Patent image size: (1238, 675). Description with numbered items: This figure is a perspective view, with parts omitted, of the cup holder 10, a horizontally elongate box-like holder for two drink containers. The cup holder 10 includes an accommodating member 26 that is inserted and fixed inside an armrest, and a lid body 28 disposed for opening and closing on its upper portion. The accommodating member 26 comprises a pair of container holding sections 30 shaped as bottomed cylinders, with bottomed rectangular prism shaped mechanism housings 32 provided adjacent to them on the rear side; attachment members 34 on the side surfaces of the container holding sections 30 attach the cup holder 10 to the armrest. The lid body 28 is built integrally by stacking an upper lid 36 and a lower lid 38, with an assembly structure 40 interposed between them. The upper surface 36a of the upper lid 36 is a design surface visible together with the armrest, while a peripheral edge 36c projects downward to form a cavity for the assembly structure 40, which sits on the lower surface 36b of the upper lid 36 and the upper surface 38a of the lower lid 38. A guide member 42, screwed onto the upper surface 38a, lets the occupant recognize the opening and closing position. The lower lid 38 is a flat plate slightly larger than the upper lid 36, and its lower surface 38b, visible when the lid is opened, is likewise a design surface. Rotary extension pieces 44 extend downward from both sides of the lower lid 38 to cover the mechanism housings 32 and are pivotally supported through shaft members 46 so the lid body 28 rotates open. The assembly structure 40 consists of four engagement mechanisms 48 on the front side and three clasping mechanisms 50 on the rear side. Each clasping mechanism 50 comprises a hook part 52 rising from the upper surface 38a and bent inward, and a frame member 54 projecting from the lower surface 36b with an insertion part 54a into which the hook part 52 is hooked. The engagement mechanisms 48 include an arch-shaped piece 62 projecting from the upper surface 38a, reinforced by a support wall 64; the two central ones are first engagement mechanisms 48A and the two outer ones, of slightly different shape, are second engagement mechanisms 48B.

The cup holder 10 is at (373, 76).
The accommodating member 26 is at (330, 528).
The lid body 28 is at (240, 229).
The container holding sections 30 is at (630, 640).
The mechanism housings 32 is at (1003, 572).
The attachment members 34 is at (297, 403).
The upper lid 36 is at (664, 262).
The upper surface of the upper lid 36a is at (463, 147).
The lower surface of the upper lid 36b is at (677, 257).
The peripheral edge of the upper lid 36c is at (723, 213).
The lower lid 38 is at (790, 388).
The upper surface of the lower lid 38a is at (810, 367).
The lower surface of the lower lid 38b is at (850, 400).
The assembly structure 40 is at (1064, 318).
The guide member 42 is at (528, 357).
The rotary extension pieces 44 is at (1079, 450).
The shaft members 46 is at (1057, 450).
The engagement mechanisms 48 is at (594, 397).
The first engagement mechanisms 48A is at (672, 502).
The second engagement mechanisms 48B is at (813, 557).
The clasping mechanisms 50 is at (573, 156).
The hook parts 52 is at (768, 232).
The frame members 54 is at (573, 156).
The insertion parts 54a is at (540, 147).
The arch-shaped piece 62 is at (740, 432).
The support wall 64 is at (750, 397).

——

→ **Stated task**
Please repeat every one of the records above, word for word and line by line.

→ **Response for this exercise**
Patent image size: (1238, 675). Description with numbered items: This figure is a perspective view, with parts omitted, of the cup holder 10, a horizontally elongate box-like holder for two drink containers. The cup holder 10 includes an accommodating member 26 that is inserted and fixed inside an armrest, and a lid body 28 disposed for opening and closing on its upper portion. The accommodating member 26 comprises a pair of container holding sections 30 shaped as bottomed cylinders, with bottomed rectangular prism shaped mechanism housings 32 provided adjacent to them on the rear side; attachment members 34 on the side surfaces of the container holding sections 30 attach the cup holder 10 to the armrest. The lid body 28 is built integrally by stacking an upper lid 36 and a lower lid 38, with an assembly structure 40 interposed between them. The upper surface 36a of the upper lid 36 is a design surface visible together with the armrest, while a peripheral edge 36c projects downward to form a cavity for the assembly structure 40, which sits on the lower surface 36b of the upper lid 36 and the upper surface 38a of the lower lid 38. A guide member 42, screwed onto the upper surface 38a, lets the occupant recognize the opening and closing position. The lower lid 38 is a flat plate slightly larger than the upper lid 36, and its lower surface 38b, visible when the lid is opened, is likewise a design surface. Rotary extension pieces 44 extend downward from both sides of the lower lid 38 to cover the mechanism housings 32 and are pivotally supported through shaft members 46 so the lid body 28 rotates open. The assembly structure 40 consists of four engagement mechanisms 48 on the front side and three clasping mechanisms 50 on the rear side. Each clasping mechanism 50 comprises a hook part 52 rising from the upper surface 38a and bent inward, and a frame member 54 projecting from the lower surface 36b with an insertion part 54a into which the hook part 52 is hooked. The engagement mechanisms 48 include an arch-shaped piece 62 projecting from the upper surface 38a, reinforced by a support wall 64; the two central ones are first engagement mechanisms 48A and the two outer ones, of slightly different shape, are second engagement mechanisms 48B.

The cup holder 10 is at (373, 76).
The accommodating member 26 is at (330, 528).
The lid body 28 is at (240, 229).
The container holding sections 30 is at (630, 640).
The mechanism housings 32 is at (1003, 572).
The attachment members 34 is at (297, 403).
The upper lid 36 is at (664, 262).
The upper surface of the upper lid 36a is at (463, 147).
The lower surface of the upper lid 36b is at (677, 257).
The peripheral edge of the upper lid 36c is at (723, 213).
The lower lid 38 is at (790, 388).
The upper surface of the lower lid 38a is at (810, 367).
The lower surface of the lower lid 38b is at (850, 400).
The assembly structure 40 is at (1064, 318).
The guide member 42 is at (528, 357).
The rotary extension pieces 44 is at (1079, 450).
The shaft members 46 is at (1057, 450).
The engagement mechanisms 48 is at (594, 397).
The first engagement mechanisms 48A is at (672, 502).
The second engagement mechanisms 48B is at (813, 557).
The clasping mechanisms 50 is at (573, 156).
The hook parts 52 is at (768, 232).
The frame members 54 is at (573, 156).
The insertion parts 54a is at (540, 147).
The arch-shaped piece 62 is at (740, 432).
The support wall 64 is at (750, 397).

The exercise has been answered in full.